╔══
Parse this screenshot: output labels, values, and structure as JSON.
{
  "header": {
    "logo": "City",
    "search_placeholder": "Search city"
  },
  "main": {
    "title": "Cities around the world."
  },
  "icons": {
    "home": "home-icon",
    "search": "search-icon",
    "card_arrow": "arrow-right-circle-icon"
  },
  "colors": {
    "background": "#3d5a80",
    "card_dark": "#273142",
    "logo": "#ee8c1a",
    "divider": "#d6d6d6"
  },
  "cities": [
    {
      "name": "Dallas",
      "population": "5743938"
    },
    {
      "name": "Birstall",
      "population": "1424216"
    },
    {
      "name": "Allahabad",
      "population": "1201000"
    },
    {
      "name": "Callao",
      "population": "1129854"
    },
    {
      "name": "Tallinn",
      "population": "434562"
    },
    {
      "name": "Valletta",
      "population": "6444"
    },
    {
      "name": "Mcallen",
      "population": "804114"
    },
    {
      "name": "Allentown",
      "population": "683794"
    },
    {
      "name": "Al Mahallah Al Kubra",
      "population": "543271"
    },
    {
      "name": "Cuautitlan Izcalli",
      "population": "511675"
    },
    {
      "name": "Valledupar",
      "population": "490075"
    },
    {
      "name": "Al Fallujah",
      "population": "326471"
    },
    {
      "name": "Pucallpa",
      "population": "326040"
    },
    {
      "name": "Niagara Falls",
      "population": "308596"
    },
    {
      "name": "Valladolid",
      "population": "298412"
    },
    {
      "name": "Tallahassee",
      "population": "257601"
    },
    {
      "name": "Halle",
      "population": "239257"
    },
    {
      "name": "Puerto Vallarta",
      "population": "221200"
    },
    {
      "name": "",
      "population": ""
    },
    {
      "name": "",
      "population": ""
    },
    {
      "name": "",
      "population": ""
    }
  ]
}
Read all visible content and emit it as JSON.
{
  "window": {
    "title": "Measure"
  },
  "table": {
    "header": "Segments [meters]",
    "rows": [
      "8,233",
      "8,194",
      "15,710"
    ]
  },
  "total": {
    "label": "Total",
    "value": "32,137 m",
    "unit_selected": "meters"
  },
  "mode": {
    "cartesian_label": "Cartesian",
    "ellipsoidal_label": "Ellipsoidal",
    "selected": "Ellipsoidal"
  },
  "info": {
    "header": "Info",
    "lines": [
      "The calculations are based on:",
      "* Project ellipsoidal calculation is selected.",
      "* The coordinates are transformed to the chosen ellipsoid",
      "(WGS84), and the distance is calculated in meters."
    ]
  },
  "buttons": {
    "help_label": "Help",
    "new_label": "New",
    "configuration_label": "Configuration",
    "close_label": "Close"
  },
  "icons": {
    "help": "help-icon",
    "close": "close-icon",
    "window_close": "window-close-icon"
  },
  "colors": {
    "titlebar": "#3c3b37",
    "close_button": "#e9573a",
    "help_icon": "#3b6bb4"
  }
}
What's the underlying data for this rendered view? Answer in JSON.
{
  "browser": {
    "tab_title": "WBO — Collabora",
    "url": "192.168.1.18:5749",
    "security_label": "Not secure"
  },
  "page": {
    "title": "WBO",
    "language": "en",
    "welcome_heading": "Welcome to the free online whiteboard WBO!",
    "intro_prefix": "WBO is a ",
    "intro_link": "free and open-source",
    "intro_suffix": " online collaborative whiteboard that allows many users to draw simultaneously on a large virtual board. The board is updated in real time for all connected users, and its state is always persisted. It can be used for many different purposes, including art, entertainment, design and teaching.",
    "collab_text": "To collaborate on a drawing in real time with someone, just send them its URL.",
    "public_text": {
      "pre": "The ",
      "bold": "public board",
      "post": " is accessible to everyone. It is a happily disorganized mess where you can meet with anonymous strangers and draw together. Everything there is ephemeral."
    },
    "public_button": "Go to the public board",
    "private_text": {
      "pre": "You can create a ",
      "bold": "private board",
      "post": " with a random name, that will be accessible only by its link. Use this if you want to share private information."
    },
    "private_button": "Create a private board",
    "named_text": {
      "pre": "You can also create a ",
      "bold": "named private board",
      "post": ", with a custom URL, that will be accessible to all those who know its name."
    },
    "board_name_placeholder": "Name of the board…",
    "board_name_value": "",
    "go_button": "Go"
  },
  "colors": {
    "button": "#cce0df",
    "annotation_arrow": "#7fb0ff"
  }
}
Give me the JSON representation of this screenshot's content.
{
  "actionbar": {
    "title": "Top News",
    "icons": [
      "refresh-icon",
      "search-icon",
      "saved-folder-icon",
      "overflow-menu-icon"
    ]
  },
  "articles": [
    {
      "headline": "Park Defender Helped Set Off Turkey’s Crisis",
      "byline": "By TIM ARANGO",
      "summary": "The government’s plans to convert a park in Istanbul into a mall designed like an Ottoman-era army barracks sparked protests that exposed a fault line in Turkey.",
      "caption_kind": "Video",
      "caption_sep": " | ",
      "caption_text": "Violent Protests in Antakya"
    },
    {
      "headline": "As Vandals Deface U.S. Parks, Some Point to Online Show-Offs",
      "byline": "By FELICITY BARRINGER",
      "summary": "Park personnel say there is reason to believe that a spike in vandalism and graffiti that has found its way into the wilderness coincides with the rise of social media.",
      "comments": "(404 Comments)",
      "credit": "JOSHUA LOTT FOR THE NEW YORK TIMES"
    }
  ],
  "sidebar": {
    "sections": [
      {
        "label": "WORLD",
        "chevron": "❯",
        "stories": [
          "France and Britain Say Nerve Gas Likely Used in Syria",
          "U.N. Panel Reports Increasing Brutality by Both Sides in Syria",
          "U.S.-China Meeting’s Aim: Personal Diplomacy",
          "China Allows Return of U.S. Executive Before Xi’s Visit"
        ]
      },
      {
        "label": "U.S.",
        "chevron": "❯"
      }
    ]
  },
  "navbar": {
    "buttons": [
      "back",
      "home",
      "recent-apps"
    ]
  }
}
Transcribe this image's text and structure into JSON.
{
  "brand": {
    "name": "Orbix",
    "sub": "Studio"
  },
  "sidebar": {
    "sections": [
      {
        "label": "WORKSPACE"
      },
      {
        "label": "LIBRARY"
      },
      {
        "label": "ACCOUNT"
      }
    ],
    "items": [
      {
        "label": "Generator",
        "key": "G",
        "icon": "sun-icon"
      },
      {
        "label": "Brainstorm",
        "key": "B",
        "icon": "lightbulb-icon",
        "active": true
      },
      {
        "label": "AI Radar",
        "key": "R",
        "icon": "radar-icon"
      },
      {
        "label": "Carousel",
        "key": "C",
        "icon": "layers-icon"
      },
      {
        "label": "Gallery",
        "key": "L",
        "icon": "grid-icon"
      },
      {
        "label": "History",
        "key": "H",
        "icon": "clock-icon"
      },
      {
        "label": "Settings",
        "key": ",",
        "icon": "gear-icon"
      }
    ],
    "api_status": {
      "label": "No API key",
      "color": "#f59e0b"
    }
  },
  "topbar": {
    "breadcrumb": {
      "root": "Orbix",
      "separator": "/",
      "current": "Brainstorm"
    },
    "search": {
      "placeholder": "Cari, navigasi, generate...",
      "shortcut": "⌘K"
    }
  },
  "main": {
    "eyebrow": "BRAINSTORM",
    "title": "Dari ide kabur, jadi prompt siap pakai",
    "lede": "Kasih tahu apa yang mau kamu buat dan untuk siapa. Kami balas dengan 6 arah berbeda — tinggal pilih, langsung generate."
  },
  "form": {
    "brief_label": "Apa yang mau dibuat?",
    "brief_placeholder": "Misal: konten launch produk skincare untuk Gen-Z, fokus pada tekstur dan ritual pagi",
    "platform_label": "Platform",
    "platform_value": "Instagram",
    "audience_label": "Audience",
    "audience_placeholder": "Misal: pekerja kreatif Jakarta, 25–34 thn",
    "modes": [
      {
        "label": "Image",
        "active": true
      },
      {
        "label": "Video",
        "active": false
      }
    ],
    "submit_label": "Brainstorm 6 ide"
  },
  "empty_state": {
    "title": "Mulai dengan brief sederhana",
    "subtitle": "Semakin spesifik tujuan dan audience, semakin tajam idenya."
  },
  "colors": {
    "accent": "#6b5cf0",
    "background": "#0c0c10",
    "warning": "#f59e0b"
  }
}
╚══
● WHAT THE TASK REQUIRES
Filter the entries down to the lines containing "accessible". Copy each of those lines.

● EXERCISE OUTPUT
      "post": " is accessible to everyone. It is a happily disorganized mess where you can meet with anonymous strangers and draw together. Everything there is ephemeral."
      "post": " with a random name, that will be accessible only by its link. Use this if you want to share private information."
      "post": ", with a custom URL, that will be accessible to all those who know its name."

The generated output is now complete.